Task statement:
The data below must be copied in full and without any change.

Supplied records:
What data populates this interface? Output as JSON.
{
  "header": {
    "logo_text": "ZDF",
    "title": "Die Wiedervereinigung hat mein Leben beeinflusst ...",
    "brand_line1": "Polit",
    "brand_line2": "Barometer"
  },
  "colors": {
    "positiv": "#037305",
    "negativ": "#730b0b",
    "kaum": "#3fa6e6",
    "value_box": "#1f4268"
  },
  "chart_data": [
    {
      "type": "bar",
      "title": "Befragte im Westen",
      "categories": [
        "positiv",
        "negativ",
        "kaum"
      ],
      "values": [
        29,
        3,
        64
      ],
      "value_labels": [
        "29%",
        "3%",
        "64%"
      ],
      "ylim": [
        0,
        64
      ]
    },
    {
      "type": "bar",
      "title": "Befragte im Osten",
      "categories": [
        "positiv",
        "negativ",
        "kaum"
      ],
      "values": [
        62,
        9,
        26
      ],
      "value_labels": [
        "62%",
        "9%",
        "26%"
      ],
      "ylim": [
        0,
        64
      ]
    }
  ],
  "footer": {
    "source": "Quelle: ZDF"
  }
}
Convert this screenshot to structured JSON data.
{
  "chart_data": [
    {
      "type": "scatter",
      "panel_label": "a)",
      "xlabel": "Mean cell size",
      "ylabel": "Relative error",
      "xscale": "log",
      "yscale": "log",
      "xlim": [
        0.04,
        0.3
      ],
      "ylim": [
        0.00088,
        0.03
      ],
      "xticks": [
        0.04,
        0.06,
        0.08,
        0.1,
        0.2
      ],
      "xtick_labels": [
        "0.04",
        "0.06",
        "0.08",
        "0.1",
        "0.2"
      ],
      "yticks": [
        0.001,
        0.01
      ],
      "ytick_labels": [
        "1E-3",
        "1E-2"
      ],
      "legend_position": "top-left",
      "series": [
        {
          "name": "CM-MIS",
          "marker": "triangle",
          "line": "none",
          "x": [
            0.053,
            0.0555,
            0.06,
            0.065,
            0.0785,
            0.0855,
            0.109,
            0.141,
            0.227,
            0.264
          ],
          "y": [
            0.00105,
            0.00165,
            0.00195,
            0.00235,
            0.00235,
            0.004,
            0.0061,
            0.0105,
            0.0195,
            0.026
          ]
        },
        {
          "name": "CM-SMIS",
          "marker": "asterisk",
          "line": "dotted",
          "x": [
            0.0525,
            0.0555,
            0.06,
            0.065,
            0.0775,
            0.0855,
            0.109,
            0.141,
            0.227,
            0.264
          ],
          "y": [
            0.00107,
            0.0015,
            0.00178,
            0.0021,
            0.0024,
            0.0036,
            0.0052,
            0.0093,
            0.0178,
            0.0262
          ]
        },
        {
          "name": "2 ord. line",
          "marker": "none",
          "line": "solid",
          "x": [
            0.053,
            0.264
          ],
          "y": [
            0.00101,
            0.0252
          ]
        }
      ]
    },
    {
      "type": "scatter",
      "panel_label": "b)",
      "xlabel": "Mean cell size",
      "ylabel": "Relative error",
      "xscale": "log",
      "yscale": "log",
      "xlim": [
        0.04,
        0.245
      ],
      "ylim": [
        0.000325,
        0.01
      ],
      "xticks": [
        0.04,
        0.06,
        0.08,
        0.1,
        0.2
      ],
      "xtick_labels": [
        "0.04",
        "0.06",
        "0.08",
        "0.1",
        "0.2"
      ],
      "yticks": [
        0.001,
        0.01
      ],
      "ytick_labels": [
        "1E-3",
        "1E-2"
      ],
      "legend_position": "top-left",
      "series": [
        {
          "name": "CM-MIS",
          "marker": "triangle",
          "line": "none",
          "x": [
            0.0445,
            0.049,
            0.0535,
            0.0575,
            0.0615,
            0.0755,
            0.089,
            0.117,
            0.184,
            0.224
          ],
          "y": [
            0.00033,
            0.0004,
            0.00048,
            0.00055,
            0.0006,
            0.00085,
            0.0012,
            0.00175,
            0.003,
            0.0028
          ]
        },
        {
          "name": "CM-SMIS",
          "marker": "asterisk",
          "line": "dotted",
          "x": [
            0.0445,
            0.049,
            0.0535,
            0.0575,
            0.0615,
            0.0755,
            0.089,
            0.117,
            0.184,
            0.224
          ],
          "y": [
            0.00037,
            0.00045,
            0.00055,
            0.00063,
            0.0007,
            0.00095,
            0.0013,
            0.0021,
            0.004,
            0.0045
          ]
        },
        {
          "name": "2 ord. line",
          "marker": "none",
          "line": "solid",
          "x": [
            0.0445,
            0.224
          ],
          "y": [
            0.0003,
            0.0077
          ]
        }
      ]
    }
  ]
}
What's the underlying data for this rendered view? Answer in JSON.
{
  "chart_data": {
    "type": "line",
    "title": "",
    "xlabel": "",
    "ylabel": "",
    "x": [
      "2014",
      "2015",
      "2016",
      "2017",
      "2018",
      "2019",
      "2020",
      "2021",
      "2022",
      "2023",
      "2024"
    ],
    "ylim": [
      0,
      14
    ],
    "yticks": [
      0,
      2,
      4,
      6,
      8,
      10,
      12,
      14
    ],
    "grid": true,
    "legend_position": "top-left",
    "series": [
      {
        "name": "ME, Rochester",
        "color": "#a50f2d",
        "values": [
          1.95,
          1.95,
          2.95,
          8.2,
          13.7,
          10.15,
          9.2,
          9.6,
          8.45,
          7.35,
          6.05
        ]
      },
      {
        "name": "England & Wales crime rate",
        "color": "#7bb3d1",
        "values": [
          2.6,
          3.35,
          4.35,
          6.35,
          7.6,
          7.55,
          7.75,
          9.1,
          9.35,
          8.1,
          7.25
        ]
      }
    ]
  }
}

Response:
What data populates this interface? Output as JSON.
{
  "header": {
    "logo_text": "ZDF",
    "title": "Die Wiedervereinigung hat mein Leben beeinflusst ...",
    "brand_line1": "Polit",
    "brand_line2": "Barometer"
  },
  "colors": {
    "positiv": "#037305",
    "negativ": "#730b0b",
    "kaum": "#3fa6e6",
    "value_box": "#1f4268"
  },
  "chart_data": [
    {
      "type": "bar",
      "title": "Befragte im Westen",
      "categories": [
        "positiv",
        "negativ",
        "kaum"
      ],
      "values": [
        29,
        3,
        64
      ],
      "value_labels": [
        "29%",
        "3%",
        "64%"
      ],
      "ylim": [
        0,
        64
      ]
    },
    {
      "type": "bar",
      "title": "Befragte im Osten",
      "categories": [
        "positiv",
        "negativ",
        "kaum"
      ],
      "values": [
        62,
        9,
        26
      ],
      "value_labels": [
        "62%",
        "9%",
        "26%"
      ],
      "ylim": [
        0,
        64
      ]
    }
  ],
  "footer": {
    "source": "Quelle: ZDF"
  }
}
Convert this screenshot to structured JSON data.
{
  "chart_data": [
    {
      "type": "scatter",
      "panel_label": "a)",
      "xlabel": "Mean cell size",
      "ylabel": "Relative error",
      "xscale": "log",
      "yscale": "log",
      "xlim": [
        0.04,
        0.3
      ],
      "ylim": [
        0.00088,
        0.03
      ],
      "xticks": [
        0.04,
        0.06,
        0.08,
        0.1,
        0.2
      ],
      "xtick_labels": [
        "0.04",
        "0.06",
        "0.08",
        "0.1",
        "0.2"
      ],
      "yticks": [
        0.001,
        0.01
      ],
      "ytick_labels": [
        "1E-3",
        "1E-2"
      ],
      "legend_position": "top-left",
      "series": [
        {
          "name": "CM-MIS",
          "marker": "triangle",
          "line": "none",
          "x": [
            0.053,
            0.0555,
            0.06,
            0.065,
            0.0785,
            0.0855,
            0.109,
            0.141,
            0.227,
            0.264
          ],
          "y": [
            0.00105,
            0.00165,
            0.00195,
            0.00235,
            0.00235,
            0.004,
            0.0061,
            0.0105,
            0.0195,
            0.026
          ]
        },
        {
          "name": "CM-SMIS",
          "marker": "asterisk",
          "line": "dotted",
          "x": [
            0.0525,
            0.0555,
            0.06,
            0.065,
            0.0775,
            0.0855,
            0.109,
            0.141,
            0.227,
            0.264
          ],
          "y": [
            0.00107,
            0.0015,
            0.00178,
            0.0021,
            0.0024,
            0.0036,
            0.0052,
            0.0093,
            0.0178,
            0.0262
          ]
        },
        {
          "name": "2 ord. line",
          "marker": "none",
          "line": "solid",
          "x": [
            0.053,
            0.264
          ],
          "y": [
            0.00101,
            0.0252
          ]
        }
      ]
    },
    {
      "type": "scatter",
      "panel_label": "b)",
      "xlabel": "Mean cell size",
      "ylabel": "Relative error",
      "xscale": "log",
      "yscale": "log",
      "xlim": [
        0.04,
        0.245
      ],
      "ylim": [
        0.000325,
        0.01
      ],
      "xticks": [
        0.04,
        0.06,
        0.08,
        0.1,
        0.2
      ],
      "xtick_labels": [
        "0.04",
        "0.06",
        "0.08",
        "0.1",
        "0.2"
      ],
      "yticks": [
        0.001,
        0.01
      ],
      "ytick_labels": [
        "1E-3",
        "1E-2"
      ],
      "legend_position": "top-left",
      "series": [
        {
          "name": "CM-MIS",
          "marker": "triangle",
          "line": "none",
          "x": [
            0.0445,
            0.049,
            0.0535,
            0.0575,
            0.0615,
            0.0755,
            0.089,
            0.117,
            0.184,
            0.224
          ],
          "y": [
            0.00033,
            0.0004,
            0.00048,
            0.00055,
            0.0006,
            0.00085,
            0.0012,
            0.00175,
            0.003,
            0.0028
          ]
        },
        {
          "name": "CM-SMIS",
          "marker": "asterisk",
          "line": "dotted",
          "x": [
            0.0445,
            0.049,
            0.0535,
            0.0575,
            0.0615,
            0.0755,
            0.089,
            0.117,
            0.184,
            0.224
          ],
          "y": [
            0.00037,
            0.00045,
            0.00055,
            0.00063,
            0.0007,
            0.00095,
            0.0013,
            0.0021,
            0.004,
            0.0045
          ]
        },
        {
          "name": "2 ord. line",
          "marker": "none",
          "line": "solid",
          "x": [
            0.0445,
            0.224
          ],
          "y": [
            0.0003,
            0.0077
          ]
        }
      ]
    }
  ]
}
What's the underlying data for this rendered view? Answer in JSON.
{
  "chart_data": {
    "type": "line",
    "title": "",
    "xlabel": "",
    "ylabel": "",
    "x": [
      "2014",
      "2015",
      "2016",
      "2017",
      "2018",
      "2019",
      "2020",
      "2021",
      "2022",
      "2023",
      "2024"
    ],
    "ylim": [
      0,
      14
    ],
    "yticks": [
      0,
      2,
      4,
      6,
      8,
      10,
      12,
      14
    ],
    "grid": true,
    "legend_position": "top-left",
    "series": [
      {
        "name": "ME, Rochester",
        "color": "#a50f2d",
        "values": [
          1.95,
          1.95,
          2.95,
          8.2,
          13.7,
          10.15,
          9.2,
          9.6,
          8.45,
          7.35,
          6.05
        ]
      },
      {
        "name": "England & Wales crime rate",
        "color": "#7bb3d1",
        "values": [
          2.6,
          3.35,
          4.35,
          6.35,
          7.6,
          7.55,
          7.75,
          9.1,
          9.35,
          8.1,
          7.25
        ]
      }
    ]
  }
}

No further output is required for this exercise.